Stored items from a collection:
***

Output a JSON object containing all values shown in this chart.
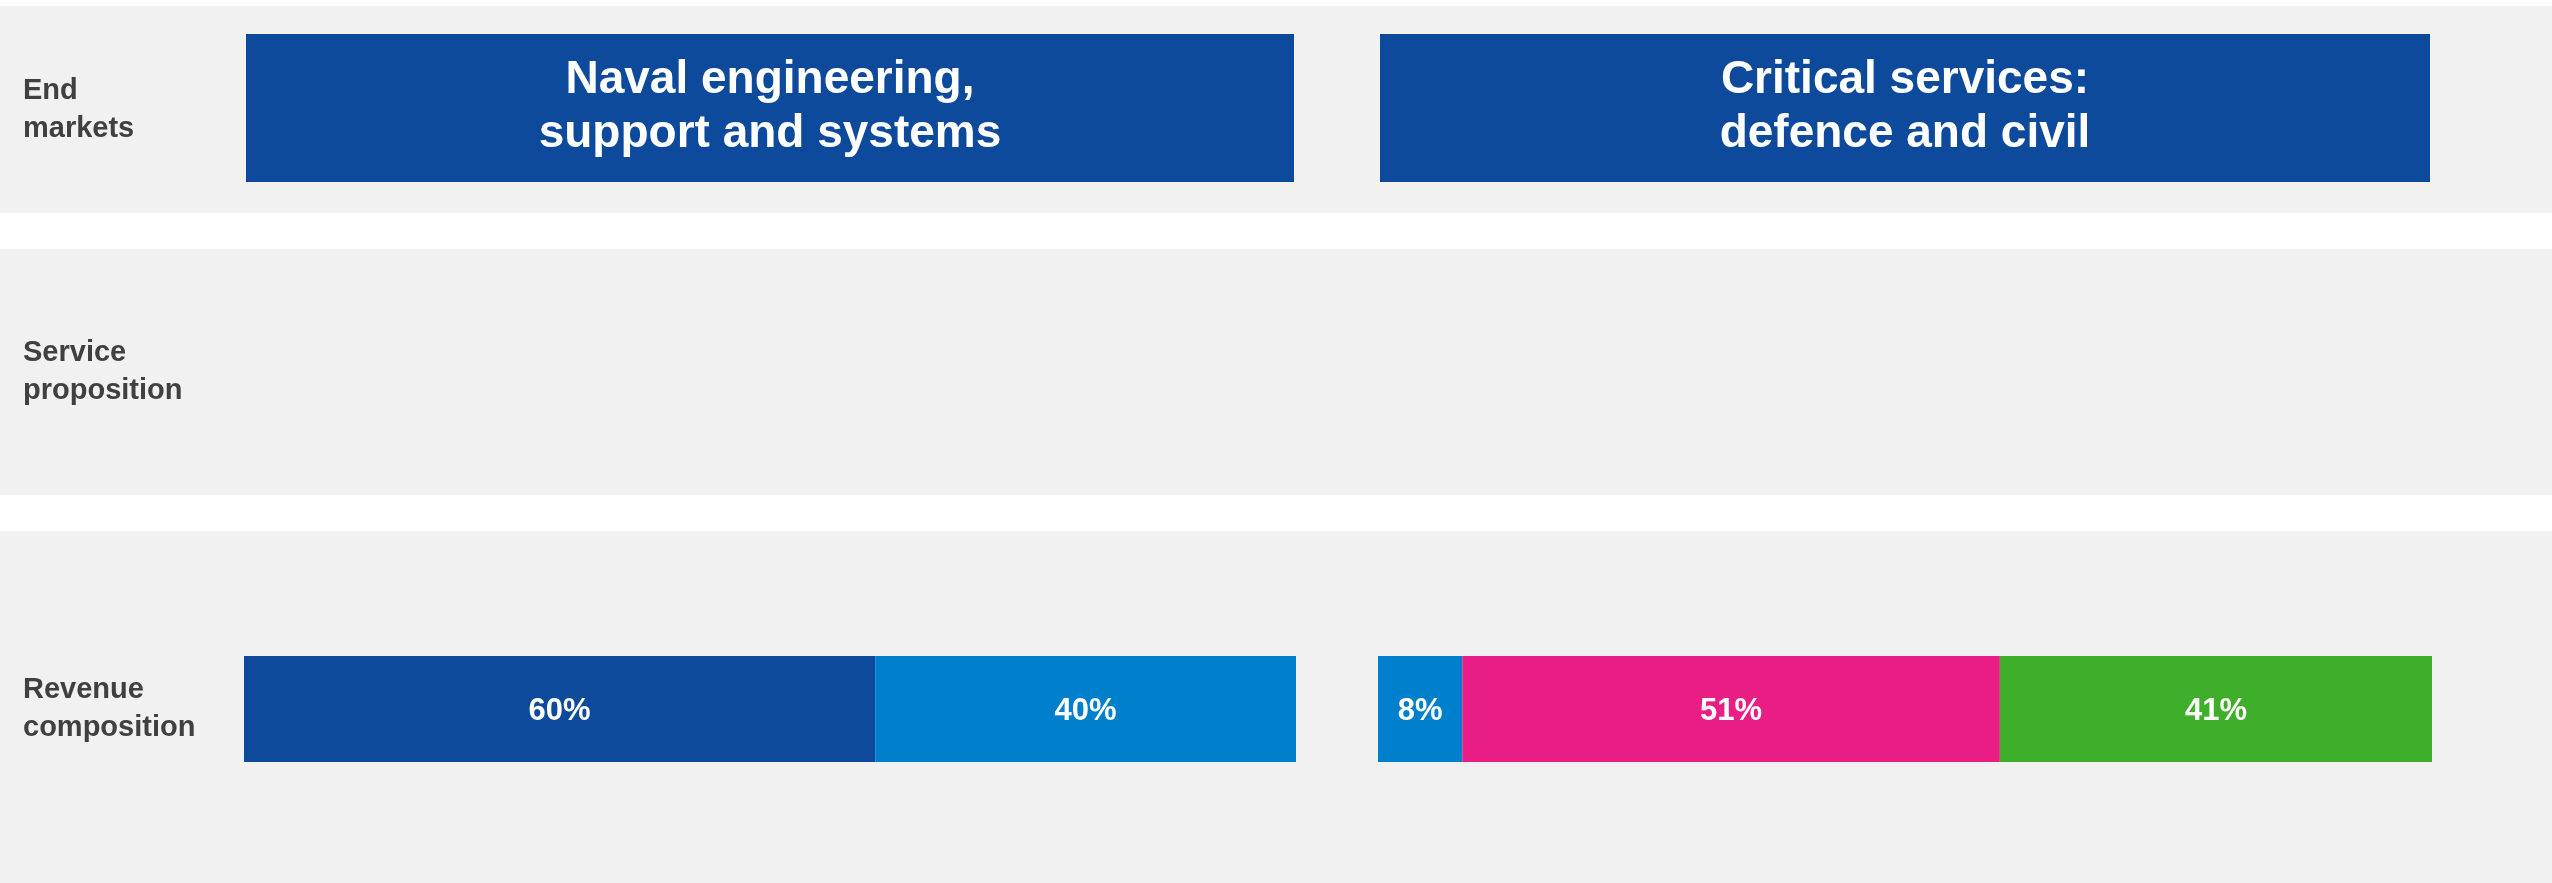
{
  "chart_data": [
    {
      "type": "bar",
      "title": "Naval engineering, support and systems",
      "orientation": "horizontal",
      "stacked": true,
      "categories": [
        "Revenue composition"
      ],
      "xlim": [
        0,
        100
      ],
      "annotations": [
        "End markets",
        "Service proposition"
      ],
      "series": [
        {
          "color": "#0d4a9c",
          "values": [
            60
          ],
          "value_labels": [
            "60%"
          ]
        },
        {
          "color": "#0080cc",
          "values": [
            40
          ],
          "value_labels": [
            "40%"
          ]
        }
      ]
    },
    {
      "type": "bar",
      "title": "Critical services: defence and civil",
      "orientation": "horizontal",
      "stacked": true,
      "categories": [
        null
      ],
      "xlim": [
        0,
        100
      ],
      "series": [
        {
          "color": "#0080cc",
          "values": [
            8
          ],
          "value_labels": [
            "8%"
          ]
        },
        {
          "color": "#e91e84",
          "values": [
            51
          ],
          "value_labels": [
            "51%"
          ]
        },
        {
          "color": "#3fae2a",
          "values": [
            41
          ],
          "value_labels": [
            "41%"
          ]
        }
      ]
    }
  ]
}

***

• [Goal]: Gather all lines from the records above in which "title" appears.

• [Reply to the exercise]:
      "title": "Naval engineering, support and systems",
      "title": "Critical services: defence and civil",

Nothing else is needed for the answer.